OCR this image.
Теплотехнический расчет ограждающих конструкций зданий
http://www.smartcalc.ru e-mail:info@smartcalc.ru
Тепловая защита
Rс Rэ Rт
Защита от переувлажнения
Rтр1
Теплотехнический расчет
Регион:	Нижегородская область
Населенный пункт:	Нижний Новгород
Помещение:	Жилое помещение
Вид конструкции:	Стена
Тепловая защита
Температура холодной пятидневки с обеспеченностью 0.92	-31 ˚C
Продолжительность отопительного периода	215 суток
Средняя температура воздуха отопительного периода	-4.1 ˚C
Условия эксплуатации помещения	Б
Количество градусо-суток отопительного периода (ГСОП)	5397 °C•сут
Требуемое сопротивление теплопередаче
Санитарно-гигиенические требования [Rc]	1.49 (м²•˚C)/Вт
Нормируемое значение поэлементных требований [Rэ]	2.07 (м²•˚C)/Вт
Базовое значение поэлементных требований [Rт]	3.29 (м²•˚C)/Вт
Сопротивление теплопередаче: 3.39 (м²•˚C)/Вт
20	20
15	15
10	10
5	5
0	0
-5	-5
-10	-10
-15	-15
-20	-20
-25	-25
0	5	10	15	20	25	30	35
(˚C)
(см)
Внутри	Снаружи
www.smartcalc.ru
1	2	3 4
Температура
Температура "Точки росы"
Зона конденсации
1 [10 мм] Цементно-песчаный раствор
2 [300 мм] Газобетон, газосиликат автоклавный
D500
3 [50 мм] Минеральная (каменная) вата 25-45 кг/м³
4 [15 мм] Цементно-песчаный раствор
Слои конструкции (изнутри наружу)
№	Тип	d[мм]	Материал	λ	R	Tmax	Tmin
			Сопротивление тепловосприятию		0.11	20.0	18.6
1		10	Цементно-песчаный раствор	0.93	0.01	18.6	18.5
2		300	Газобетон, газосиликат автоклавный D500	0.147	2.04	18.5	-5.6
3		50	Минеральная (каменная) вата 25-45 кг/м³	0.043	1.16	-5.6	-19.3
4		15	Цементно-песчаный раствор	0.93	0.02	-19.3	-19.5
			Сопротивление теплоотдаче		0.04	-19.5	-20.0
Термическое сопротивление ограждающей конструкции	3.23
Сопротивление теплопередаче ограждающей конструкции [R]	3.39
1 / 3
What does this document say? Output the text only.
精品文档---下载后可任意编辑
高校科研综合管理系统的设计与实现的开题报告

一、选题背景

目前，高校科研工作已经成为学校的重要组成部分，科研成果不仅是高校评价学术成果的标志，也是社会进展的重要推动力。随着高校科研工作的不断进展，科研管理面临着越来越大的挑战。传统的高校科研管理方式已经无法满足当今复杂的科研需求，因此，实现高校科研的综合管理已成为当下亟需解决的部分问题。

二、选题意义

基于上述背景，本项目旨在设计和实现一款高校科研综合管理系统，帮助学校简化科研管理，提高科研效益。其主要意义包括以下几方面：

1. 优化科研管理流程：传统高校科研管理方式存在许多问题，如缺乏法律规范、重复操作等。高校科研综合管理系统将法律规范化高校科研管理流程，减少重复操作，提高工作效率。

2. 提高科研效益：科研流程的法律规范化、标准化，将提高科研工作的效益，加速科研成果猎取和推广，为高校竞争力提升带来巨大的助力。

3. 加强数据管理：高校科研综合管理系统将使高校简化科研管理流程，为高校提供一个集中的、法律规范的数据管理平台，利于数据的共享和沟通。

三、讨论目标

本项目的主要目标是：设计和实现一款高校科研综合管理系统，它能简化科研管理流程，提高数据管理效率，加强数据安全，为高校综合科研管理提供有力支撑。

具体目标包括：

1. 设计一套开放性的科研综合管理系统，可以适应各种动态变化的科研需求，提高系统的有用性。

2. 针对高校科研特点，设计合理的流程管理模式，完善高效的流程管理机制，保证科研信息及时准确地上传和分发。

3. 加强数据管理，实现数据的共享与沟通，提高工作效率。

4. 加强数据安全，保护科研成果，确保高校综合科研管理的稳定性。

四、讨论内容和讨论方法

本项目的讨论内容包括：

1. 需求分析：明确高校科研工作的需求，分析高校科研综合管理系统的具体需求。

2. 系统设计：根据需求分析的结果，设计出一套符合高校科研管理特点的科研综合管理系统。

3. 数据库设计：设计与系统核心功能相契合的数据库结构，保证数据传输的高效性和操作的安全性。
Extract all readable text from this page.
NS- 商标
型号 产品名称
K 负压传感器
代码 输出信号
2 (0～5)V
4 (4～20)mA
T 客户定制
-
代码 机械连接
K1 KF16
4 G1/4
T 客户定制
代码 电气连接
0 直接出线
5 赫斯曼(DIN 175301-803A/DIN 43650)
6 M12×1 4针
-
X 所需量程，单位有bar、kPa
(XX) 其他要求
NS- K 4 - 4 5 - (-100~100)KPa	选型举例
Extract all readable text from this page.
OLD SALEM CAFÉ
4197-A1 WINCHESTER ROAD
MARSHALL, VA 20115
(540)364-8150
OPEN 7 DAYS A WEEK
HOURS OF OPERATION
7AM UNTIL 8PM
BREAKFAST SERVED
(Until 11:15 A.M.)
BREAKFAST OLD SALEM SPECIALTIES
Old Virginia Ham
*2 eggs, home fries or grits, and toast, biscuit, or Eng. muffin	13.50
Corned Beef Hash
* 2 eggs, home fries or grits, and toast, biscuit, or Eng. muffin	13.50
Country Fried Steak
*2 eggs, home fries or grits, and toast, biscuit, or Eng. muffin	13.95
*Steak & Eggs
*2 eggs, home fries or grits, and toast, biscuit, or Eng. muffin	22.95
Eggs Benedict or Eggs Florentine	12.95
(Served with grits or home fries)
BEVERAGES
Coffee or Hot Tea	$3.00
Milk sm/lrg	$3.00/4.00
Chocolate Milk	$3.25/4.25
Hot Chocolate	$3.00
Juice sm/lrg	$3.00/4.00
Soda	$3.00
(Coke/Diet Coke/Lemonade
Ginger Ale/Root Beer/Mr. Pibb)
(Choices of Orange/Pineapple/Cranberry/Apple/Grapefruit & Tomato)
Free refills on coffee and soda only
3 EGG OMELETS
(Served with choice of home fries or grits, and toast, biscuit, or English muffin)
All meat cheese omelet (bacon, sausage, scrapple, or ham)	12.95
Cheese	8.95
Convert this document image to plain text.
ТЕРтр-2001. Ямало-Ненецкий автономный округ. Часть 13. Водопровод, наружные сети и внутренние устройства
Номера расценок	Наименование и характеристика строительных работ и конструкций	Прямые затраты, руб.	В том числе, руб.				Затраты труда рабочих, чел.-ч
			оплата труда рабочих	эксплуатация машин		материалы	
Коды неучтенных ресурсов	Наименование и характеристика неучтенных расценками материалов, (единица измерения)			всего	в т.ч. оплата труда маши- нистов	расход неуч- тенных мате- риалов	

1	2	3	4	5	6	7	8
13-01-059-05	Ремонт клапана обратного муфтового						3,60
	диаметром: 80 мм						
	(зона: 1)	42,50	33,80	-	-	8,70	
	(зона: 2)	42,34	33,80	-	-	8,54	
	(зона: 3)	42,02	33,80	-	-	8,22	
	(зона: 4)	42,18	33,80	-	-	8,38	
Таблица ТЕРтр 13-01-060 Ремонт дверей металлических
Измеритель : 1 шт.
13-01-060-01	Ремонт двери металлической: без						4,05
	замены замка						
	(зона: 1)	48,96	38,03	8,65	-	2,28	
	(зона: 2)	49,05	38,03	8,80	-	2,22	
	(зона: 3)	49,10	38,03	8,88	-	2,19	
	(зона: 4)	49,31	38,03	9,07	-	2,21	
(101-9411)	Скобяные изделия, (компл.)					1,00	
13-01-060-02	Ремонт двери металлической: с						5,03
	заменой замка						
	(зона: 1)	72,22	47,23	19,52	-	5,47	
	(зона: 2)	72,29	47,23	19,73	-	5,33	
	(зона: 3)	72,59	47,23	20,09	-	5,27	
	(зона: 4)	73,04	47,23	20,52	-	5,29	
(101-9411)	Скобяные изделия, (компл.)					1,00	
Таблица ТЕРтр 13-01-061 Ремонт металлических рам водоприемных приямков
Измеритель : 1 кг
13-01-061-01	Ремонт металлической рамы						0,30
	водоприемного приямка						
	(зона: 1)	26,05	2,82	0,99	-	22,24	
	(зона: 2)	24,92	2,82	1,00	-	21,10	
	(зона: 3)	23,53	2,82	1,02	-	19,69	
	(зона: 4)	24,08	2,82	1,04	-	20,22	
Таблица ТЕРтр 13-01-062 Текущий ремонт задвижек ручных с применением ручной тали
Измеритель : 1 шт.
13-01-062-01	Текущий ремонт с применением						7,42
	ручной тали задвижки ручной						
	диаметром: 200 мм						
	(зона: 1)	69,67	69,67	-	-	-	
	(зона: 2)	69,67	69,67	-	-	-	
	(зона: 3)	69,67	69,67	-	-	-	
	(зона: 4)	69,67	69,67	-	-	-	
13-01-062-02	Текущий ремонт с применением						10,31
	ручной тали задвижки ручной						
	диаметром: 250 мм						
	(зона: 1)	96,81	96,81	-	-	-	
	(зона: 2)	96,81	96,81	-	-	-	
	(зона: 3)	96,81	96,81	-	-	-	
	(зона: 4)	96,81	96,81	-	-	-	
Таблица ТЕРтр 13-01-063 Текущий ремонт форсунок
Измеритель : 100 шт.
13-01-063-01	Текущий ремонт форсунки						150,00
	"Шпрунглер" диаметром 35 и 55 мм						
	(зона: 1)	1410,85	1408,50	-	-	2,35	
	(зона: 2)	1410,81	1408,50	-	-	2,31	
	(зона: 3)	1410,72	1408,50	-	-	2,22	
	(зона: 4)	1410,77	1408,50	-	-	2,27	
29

= = =

#### What is being asked:
Exactly how many lines of the material contain the word "раствор"? Write the number alone.

#### Result for this task:
4